[Dataset entries]
--- start ---

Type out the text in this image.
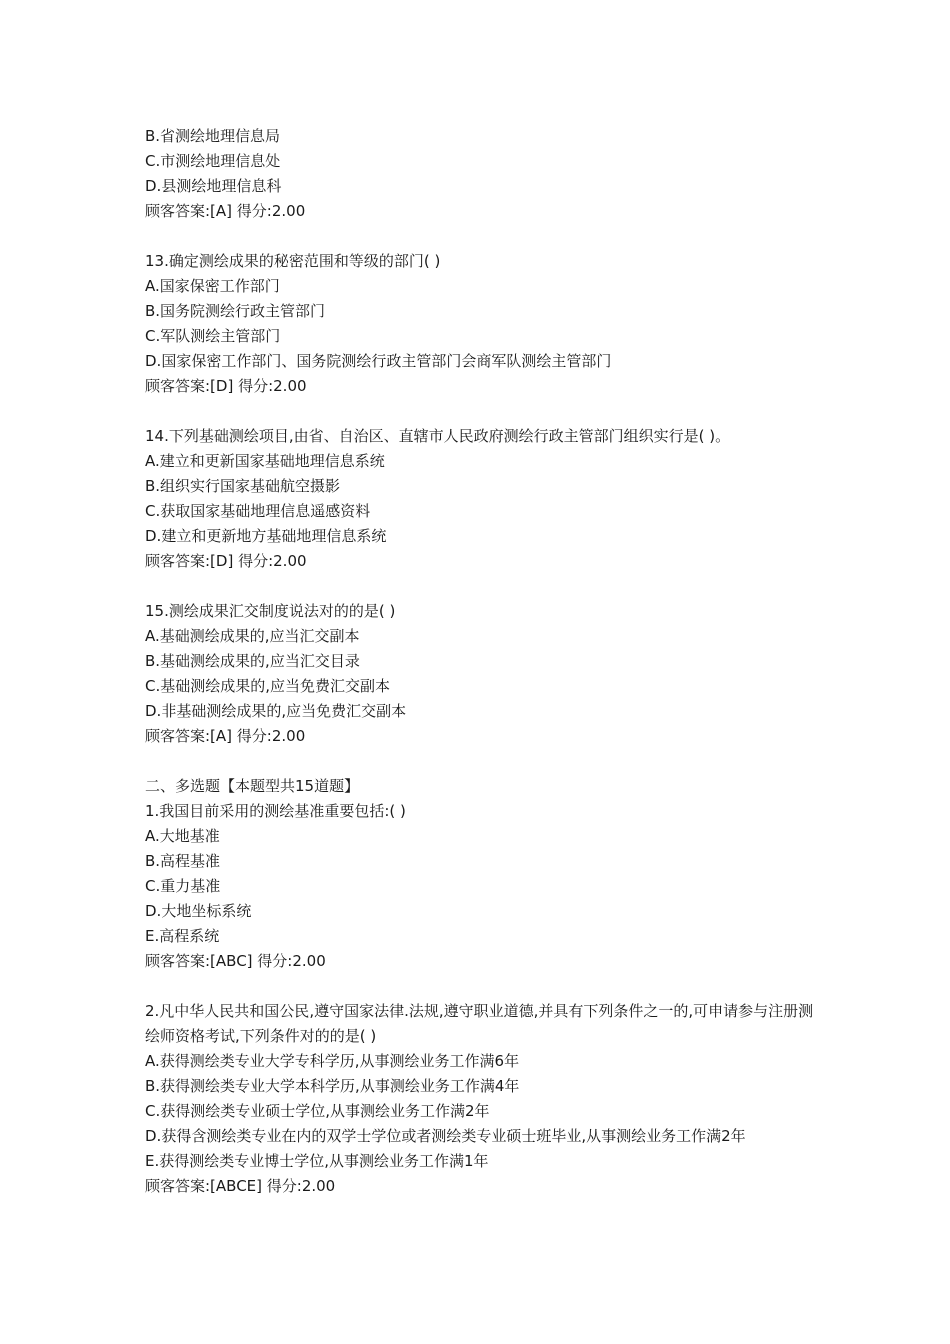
B.省测绘地理信息局
C.市测绘地理信息处
D.县测绘地理信息科
顾客答案:[A] 得分:2.00
13.确定测绘成果的秘密范围和等级的部门( )
A.国家保密工作部门
B.国务院测绘行政主管部门
C.军队测绘主管部门
D.国家保密工作部门、国务院测绘行政主管部门会商军队测绘主管部门
顾客答案:[D] 得分:2.00
14.下列基础测绘项目,由省、自治区、直辖市人民政府测绘行政主管部门组织实行是( )。
A.建立和更新国家基础地理信息系统
B.组织实行国家基础航空摄影
C.获取国家基础地理信息遥感资料
D.建立和更新地方基础地理信息系统
顾客答案:[D] 得分:2.00
15.测绘成果汇交制度说法对的的是( )
A.基础测绘成果的,应当汇交副本
B.基础测绘成果的,应当汇交目录
C.基础测绘成果的,应当免费汇交副本
D.非基础测绘成果的,应当免费汇交副本
顾客答案:[A] 得分:2.00
二、多选题【本题型共15道题】
1.我国目前采用的测绘基准重要包括:( )
A.大地基准
B.高程基准
C.重力基准
D.大地坐标系统
E.高程系统
顾客答案:[ABC] 得分:2.00
2.凡中华人民共和国公民,遵守国家法律.法规,遵守职业道德,并具有下列条件之一的,可申请参与注册测绘师资格考试,下列条件对的的是( )
A.获得测绘类专业大学专科学历,从事测绘业务工作满6年
B.获得测绘类专业大学本科学历,从事测绘业务工作满4年
C.获得测绘类专业硕士学位,从事测绘业务工作满2年
D.获得含测绘类专业在内的双学士学位或者测绘类专业硕士班毕业,从事测绘业务工作满2年
E.获得测绘类专业博士学位,从事测绘业务工作满1年
顾客答案:[ABCE] 得分:2.00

--- end ---

* _Stated task_
Give the data above again in full and unchanged, skipping the pictures.

* _Exercise answer_
Type out the text in this image.
B.省测绘地理信息局
C.市测绘地理信息处
D.县测绘地理信息科
顾客答案:[A] 得分:2.00
13.确定测绘成果的秘密范围和等级的部门( )
A.国家保密工作部门
B.国务院测绘行政主管部门
C.军队测绘主管部门
D.国家保密工作部门、国务院测绘行政主管部门会商军队测绘主管部门
顾客答案:[D] 得分:2.00
14.下列基础测绘项目,由省、自治区、直辖市人民政府测绘行政主管部门组织实行是( )。
A.建立和更新国家基础地理信息系统
B.组织实行国家基础航空摄影
C.获取国家基础地理信息遥感资料
D.建立和更新地方基础地理信息系统
顾客答案:[D] 得分:2.00
15.测绘成果汇交制度说法对的的是( )
A.基础测绘成果的,应当汇交副本
B.基础测绘成果的,应当汇交目录
C.基础测绘成果的,应当免费汇交副本
D.非基础测绘成果的,应当免费汇交副本
顾客答案:[A] 得分:2.00
二、多选题【本题型共15道题】
1.我国目前采用的测绘基准重要包括:( )
A.大地基准
B.高程基准
C.重力基准
D.大地坐标系统
E.高程系统
顾客答案:[ABC] 得分:2.00
2.凡中华人民共和国公民,遵守国家法律.法规,遵守职业道德,并具有下列条件之一的,可申请参与注册测绘师资格考试,下列条件对的的是( )
A.获得测绘类专业大学专科学历,从事测绘业务工作满6年
B.获得测绘类专业大学本科学历,从事测绘业务工作满4年
C.获得测绘类专业硕士学位,从事测绘业务工作满2年
D.获得含测绘类专业在内的双学士学位或者测绘类专业硕士班毕业,从事测绘业务工作满2年
E.获得测绘类专业博士学位,从事测绘业务工作满1年
顾客答案:[ABCE] 得分:2.00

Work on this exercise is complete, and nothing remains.